* [EXERCISE BRIEF]: Restate the complete material exactly.

* [SUPPLIED DATA]:
____________________

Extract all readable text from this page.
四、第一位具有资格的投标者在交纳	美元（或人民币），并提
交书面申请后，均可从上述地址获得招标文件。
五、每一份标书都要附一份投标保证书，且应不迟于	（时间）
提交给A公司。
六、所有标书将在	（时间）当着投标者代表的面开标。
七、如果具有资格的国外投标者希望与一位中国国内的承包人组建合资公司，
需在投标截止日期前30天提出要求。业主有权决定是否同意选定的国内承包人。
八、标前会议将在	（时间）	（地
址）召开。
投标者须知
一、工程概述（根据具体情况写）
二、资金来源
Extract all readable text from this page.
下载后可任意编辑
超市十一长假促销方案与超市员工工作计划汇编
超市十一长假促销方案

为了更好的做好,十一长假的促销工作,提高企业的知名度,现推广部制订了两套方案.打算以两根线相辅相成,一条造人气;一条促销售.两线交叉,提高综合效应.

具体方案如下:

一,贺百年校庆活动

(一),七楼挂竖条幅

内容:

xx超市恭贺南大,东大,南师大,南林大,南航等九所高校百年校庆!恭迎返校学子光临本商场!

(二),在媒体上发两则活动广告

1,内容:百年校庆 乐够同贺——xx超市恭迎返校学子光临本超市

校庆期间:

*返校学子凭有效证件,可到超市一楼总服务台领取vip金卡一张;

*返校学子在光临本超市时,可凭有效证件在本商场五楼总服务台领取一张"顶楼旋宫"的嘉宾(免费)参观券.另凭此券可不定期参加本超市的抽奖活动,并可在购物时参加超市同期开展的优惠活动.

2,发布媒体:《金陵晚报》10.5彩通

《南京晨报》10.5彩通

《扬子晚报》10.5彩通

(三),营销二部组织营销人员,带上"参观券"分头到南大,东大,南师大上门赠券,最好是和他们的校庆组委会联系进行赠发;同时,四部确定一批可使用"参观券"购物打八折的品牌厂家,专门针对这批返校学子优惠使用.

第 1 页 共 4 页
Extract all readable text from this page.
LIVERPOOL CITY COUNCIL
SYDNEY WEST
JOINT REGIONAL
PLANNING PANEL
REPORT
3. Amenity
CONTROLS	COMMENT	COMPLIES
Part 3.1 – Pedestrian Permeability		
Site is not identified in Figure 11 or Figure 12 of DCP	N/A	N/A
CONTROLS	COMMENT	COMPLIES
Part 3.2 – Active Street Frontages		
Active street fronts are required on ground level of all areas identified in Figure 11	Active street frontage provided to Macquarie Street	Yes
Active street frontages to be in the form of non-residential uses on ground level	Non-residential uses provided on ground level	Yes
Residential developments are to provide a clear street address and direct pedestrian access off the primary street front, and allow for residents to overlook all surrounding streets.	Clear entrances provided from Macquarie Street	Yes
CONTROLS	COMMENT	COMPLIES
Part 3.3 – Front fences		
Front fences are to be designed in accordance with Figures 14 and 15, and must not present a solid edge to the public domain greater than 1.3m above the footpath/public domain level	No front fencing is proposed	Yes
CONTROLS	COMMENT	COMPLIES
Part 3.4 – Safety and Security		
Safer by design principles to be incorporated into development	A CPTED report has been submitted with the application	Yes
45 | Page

____________________

* [SOLUTION]:
Extract all readable text from this page.
四、第一位具有资格的投标者在交纳	美元（或人民币），并提
交书面申请后，均可从上述地址获得招标文件。
五、每一份标书都要附一份投标保证书，且应不迟于	（时间）
提交给A公司。
六、所有标书将在	（时间）当着投标者代表的面开标。
七、如果具有资格的国外投标者希望与一位中国国内的承包人组建合资公司，
需在投标截止日期前30天提出要求。业主有权决定是否同意选定的国内承包人。
八、标前会议将在	（时间）	（地
址）召开。
投标者须知
一、工程概述（根据具体情况写）
二、资金来源
Extract all readable text from this page.
下载后可任意编辑
超市十一长假促销方案与超市员工工作计划汇编
超市十一长假促销方案

为了更好的做好,十一长假的促销工作,提高企业的知名度,现推广部制订了两套方案.打算以两根线相辅相成,一条造人气;一条促销售.两线交叉,提高综合效应.

具体方案如下:

一,贺百年校庆活动

(一),七楼挂竖条幅

内容:

xx超市恭贺南大,东大,南师大,南林大,南航等九所高校百年校庆!恭迎返校学子光临本商场!

(二),在媒体上发两则活动广告

1,内容:百年校庆 乐够同贺——xx超市恭迎返校学子光临本超市

校庆期间:

*返校学子凭有效证件,可到超市一楼总服务台领取vip金卡一张;

*返校学子在光临本超市时,可凭有效证件在本商场五楼总服务台领取一张"顶楼旋宫"的嘉宾(免费)参观券.另凭此券可不定期参加本超市的抽奖活动,并可在购物时参加超市同期开展的优惠活动.

2,发布媒体:《金陵晚报》10.5彩通

《南京晨报》10.5彩通

《扬子晚报》10.5彩通

(三),营销二部组织营销人员,带上"参观券"分头到南大,东大,南师大上门赠券,最好是和他们的校庆组委会联系进行赠发;同时,四部确定一批可使用"参观券"购物打八折的品牌厂家,专门针对这批返校学子优惠使用.

第 1 页 共 4 页
Extract all readable text from this page.
LIVERPOOL CITY COUNCIL
SYDNEY WEST
JOINT REGIONAL
PLANNING PANEL
REPORT
3. Amenity
CONTROLS	COMMENT	COMPLIES
Part 3.1 – Pedestrian Permeability		
Site is not identified in Figure 11 or Figure 12 of DCP	N/A	N/A
CONTROLS	COMMENT	COMPLIES
Part 3.2 – Active Street Frontages		
Active street fronts are required on ground level of all areas identified in Figure 11	Active street frontage provided to Macquarie Street	Yes
Active street frontages to be in the form of non-residential uses on ground level	Non-residential uses provided on ground level	Yes
Residential developments are to provide a clear street address and direct pedestrian access off the primary street front, and allow for residents to overlook all surrounding streets.	Clear entrances provided from Macquarie Street	Yes
CONTROLS	COMMENT	COMPLIES
Part 3.3 – Front fences		
Front fences are to be designed in accordance with Figures 14 and 15, and must not present a solid edge to the public domain greater than 1.3m above the footpath/public domain level	No front fencing is proposed	Yes
CONTROLS	COMMENT	COMPLIES
Part 3.4 – Safety and Security		
Safer by design principles to be incorporated into development	A CPTED report has been submitted with the application	Yes
45 | Page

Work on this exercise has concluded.